» WRITTEN PROBLEM
Copy every line from the data below in which the string "degree" can be found.

# DATA PROVIDED start

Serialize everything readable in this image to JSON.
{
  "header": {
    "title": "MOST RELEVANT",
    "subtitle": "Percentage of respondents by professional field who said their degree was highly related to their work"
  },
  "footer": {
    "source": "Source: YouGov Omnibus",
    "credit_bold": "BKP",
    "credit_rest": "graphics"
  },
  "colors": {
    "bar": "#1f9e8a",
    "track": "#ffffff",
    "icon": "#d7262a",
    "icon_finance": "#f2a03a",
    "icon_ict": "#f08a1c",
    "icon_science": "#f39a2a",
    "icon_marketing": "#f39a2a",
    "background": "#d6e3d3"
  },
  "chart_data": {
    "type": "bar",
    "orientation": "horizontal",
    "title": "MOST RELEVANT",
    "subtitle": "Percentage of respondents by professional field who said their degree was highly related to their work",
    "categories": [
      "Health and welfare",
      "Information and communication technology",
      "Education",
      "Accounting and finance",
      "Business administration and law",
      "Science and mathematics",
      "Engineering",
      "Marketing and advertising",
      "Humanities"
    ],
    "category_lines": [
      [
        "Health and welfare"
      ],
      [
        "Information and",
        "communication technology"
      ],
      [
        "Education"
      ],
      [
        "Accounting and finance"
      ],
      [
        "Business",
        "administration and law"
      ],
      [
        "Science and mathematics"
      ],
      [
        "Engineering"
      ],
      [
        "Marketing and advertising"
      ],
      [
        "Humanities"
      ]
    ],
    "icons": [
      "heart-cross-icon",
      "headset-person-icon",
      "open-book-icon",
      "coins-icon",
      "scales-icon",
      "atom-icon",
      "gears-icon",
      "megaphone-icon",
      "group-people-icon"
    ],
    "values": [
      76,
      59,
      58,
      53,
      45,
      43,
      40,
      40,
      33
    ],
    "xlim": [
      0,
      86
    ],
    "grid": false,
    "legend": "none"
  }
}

# DATA PROVIDED end

» ANSWER TO THIS EXERCISE
    "subtitle": "Percentage of respondents by professional field who said their degree was highly related to their work"
    "subtitle": "Percentage of respondents by professional field who said their degree was highly related to their work",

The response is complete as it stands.